Every line below should be repeated exactly.
>> Start THE DATA
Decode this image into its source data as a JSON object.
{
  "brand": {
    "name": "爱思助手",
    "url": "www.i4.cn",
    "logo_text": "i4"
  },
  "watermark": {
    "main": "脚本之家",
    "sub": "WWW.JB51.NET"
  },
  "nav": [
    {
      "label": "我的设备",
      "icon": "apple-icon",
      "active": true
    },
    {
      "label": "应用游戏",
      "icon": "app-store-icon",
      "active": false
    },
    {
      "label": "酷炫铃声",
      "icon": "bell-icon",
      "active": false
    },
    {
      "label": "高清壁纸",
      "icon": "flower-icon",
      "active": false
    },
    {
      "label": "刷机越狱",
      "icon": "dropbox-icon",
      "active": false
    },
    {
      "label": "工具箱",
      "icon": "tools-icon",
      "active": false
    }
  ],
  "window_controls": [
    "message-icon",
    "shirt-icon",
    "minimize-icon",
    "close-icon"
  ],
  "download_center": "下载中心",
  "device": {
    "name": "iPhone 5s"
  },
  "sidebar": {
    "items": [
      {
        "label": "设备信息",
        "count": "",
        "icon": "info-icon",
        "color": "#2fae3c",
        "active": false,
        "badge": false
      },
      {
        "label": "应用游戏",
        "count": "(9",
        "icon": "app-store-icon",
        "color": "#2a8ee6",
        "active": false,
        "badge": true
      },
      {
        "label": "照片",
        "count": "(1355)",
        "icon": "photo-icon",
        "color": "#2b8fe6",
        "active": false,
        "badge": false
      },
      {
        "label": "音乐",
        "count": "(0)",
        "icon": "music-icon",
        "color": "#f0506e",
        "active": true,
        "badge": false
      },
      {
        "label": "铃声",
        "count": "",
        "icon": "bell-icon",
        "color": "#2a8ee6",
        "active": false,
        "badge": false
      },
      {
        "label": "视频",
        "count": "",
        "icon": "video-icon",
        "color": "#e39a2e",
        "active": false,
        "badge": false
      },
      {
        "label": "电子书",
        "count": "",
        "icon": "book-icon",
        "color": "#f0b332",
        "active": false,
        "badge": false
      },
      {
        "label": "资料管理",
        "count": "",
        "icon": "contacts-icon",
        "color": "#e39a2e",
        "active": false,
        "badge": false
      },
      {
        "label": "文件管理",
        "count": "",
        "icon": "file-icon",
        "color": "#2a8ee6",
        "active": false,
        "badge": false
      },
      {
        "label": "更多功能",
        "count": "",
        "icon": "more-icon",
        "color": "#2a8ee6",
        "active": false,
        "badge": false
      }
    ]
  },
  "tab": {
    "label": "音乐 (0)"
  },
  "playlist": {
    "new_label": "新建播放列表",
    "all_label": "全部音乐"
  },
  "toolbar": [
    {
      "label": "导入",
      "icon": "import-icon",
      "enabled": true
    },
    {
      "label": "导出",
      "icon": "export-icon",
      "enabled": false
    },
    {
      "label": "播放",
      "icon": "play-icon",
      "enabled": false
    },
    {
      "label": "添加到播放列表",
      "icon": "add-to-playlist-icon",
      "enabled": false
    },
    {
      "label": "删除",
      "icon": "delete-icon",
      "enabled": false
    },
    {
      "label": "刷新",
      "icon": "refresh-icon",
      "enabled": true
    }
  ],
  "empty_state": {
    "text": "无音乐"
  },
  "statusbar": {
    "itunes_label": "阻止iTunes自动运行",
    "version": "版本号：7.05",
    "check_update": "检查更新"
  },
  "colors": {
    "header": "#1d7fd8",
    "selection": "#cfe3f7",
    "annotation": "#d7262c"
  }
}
>> End THE DATA
■ EXERCISE SOLUTION
Decode this image into its source data as a JSON object.
{
  "brand": {
    "name": "爱思助手",
    "url": "www.i4.cn",
    "logo_text": "i4"
  },
  "watermark": {
    "main": "脚本之家",
    "sub": "WWW.JB51.NET"
  },
  "nav": [
    {
      "label": "我的设备",
      "icon": "apple-icon",
      "active": true
    },
    {
      "label": "应用游戏",
      "icon": "app-store-icon",
      "active": false
    },
    {
      "label": "酷炫铃声",
      "icon": "bell-icon",
      "active": false
    },
    {
      "label": "高清壁纸",
      "icon": "flower-icon",
      "active": false
    },
    {
      "label": "刷机越狱",
      "icon": "dropbox-icon",
      "active": false
    },
    {
      "label": "工具箱",
      "icon": "tools-icon",
      "active": false
    }
  ],
  "window_controls": [
    "message-icon",
    "shirt-icon",
    "minimize-icon",
    "close-icon"
  ],
  "download_center": "下载中心",
  "device": {
    "name": "iPhone 5s"
  },
  "sidebar": {
    "items": [
      {
        "label": "设备信息",
        "count": "",
        "icon": "info-icon",
        "color": "#2fae3c",
        "active": false,
        "badge": false
      },
      {
        "label": "应用游戏",
        "count": "(9",
        "icon": "app-store-icon",
        "color": "#2a8ee6",
        "active": false,
        "badge": true
      },
      {
        "label": "照片",
        "count": "(1355)",
        "icon": "photo-icon",
        "color": "#2b8fe6",
        "active": false,
        "badge": false
      },
      {
        "label": "音乐",
        "count": "(0)",
        "icon": "music-icon",
        "color": "#f0506e",
        "active": true,
        "badge": false
      },
      {
        "label": "铃声",
        "count": "",
        "icon": "bell-icon",
        "color": "#2a8ee6",
        "active": false,
        "badge": false
      },
      {
        "label": "视频",
        "count": "",
        "icon": "video-icon",
        "color": "#e39a2e",
        "active": false,
        "badge": false
      },
      {
        "label": "电子书",
        "count": "",
        "icon": "book-icon",
        "color": "#f0b332",
        "active": false,
        "badge": false
      },
      {
        "label": "资料管理",
        "count": "",
        "icon": "contacts-icon",
        "color": "#e39a2e",
        "active": false,
        "badge": false
      },
      {
        "label": "文件管理",
        "count": "",
        "icon": "file-icon",
        "color": "#2a8ee6",
        "active": false,
        "badge": false
      },
      {
        "label": "更多功能",
        "count": "",
        "icon": "more-icon",
        "color": "#2a8ee6",
        "active": false,
        "badge": false
      }
    ]
  },
  "tab": {
    "label": "音乐 (0)"
  },
  "playlist": {
    "new_label": "新建播放列表",
    "all_label": "全部音乐"
  },
  "toolbar": [
    {
      "label": "导入",
      "icon": "import-icon",
      "enabled": true
    },
    {
      "label": "导出",
      "icon": "export-icon",
      "enabled": false
    },
    {
      "label": "播放",
      "icon": "play-icon",
      "enabled": false
    },
    {
      "label": "添加到播放列表",
      "icon": "add-to-playlist-icon",
      "enabled": false
    },
    {
      "label": "删除",
      "icon": "delete-icon",
      "enabled": false
    },
    {
      "label": "刷新",
      "icon": "refresh-icon",
      "enabled": true
    }
  ],
  "empty_state": {
    "text": "无音乐"
  },
  "statusbar": {
    "itunes_label": "阻止iTunes自动运行",
    "version": "版本号：7.05",
    "check_update": "检查更新"
  },
  "colors": {
    "header": "#1d7fd8",
    "selection": "#cfe3f7",
    "annotation": "#d7262c"
  }
}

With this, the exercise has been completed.